- [STORED DATA]
>> START

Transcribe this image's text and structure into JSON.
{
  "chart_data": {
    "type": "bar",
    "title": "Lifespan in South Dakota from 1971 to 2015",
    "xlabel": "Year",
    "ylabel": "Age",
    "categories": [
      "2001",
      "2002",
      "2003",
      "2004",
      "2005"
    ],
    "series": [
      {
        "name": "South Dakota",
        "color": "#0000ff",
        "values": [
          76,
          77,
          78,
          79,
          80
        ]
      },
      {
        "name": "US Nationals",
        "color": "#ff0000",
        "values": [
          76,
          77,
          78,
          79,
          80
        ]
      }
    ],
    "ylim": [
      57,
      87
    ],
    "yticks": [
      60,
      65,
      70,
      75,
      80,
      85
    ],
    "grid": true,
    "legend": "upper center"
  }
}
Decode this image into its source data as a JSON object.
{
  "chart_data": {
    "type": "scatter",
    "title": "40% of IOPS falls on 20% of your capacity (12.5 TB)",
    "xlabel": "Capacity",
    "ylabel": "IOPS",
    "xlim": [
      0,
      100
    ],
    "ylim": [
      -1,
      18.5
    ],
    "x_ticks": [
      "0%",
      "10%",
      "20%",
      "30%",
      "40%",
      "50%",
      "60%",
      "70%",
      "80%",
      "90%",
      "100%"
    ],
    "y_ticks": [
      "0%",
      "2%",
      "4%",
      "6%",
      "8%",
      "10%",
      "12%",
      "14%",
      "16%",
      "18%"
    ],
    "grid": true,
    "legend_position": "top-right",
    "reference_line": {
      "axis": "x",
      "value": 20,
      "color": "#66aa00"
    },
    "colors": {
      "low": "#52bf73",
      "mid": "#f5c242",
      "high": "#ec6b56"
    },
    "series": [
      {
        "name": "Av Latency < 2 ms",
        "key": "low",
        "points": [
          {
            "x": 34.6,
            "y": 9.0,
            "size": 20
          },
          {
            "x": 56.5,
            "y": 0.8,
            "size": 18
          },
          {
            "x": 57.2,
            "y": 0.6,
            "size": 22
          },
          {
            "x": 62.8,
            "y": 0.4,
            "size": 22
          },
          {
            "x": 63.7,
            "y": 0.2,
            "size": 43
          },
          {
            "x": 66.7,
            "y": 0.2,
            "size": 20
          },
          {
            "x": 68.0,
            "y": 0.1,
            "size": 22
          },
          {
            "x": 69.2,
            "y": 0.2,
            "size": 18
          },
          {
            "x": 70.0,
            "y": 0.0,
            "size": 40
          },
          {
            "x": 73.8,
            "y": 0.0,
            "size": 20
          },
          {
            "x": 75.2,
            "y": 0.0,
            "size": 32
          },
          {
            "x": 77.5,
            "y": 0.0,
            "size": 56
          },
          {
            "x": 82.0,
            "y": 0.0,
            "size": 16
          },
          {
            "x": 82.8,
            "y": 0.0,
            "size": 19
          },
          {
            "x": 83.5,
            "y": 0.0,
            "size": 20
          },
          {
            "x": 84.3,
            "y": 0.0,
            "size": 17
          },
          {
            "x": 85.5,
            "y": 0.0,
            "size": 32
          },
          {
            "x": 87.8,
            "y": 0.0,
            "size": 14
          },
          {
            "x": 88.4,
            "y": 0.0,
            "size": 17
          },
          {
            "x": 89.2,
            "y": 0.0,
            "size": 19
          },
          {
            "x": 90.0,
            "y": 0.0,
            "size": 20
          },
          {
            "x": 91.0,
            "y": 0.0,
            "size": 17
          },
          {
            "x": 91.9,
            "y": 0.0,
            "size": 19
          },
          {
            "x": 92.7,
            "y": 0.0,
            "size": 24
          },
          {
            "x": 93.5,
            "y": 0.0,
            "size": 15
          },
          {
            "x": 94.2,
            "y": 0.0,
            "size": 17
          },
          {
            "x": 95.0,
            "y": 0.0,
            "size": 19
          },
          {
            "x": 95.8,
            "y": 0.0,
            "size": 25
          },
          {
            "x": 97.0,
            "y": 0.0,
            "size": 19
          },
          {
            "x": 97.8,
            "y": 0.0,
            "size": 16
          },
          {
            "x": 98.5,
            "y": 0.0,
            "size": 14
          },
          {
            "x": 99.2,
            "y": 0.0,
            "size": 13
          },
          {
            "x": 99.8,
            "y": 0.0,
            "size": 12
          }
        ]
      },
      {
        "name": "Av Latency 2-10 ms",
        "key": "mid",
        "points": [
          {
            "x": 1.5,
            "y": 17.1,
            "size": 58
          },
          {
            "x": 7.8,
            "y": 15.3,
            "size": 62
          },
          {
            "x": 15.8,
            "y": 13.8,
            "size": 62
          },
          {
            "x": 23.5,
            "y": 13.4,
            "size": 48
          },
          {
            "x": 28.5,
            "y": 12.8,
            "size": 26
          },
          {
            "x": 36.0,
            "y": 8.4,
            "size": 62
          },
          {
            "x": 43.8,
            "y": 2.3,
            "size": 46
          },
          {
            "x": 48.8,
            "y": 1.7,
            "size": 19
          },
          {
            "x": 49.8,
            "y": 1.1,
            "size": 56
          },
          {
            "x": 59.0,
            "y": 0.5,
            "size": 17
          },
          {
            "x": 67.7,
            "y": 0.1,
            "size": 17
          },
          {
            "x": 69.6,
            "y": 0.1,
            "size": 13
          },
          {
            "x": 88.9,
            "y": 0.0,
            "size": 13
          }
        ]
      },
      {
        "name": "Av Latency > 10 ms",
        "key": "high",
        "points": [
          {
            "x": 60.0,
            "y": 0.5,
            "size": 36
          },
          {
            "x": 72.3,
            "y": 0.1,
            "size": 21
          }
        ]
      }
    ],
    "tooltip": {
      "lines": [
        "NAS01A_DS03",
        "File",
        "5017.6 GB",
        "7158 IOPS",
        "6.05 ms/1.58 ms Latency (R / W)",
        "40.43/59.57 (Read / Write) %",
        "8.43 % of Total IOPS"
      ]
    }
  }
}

>> END

- [THE PROBLEM] Pull out all lines containing the word "image" from the entries above.

- [EXERCISE ANSWER]
Transcribe this image's text and structure into JSON.
Decode this image into its source data as a JSON object.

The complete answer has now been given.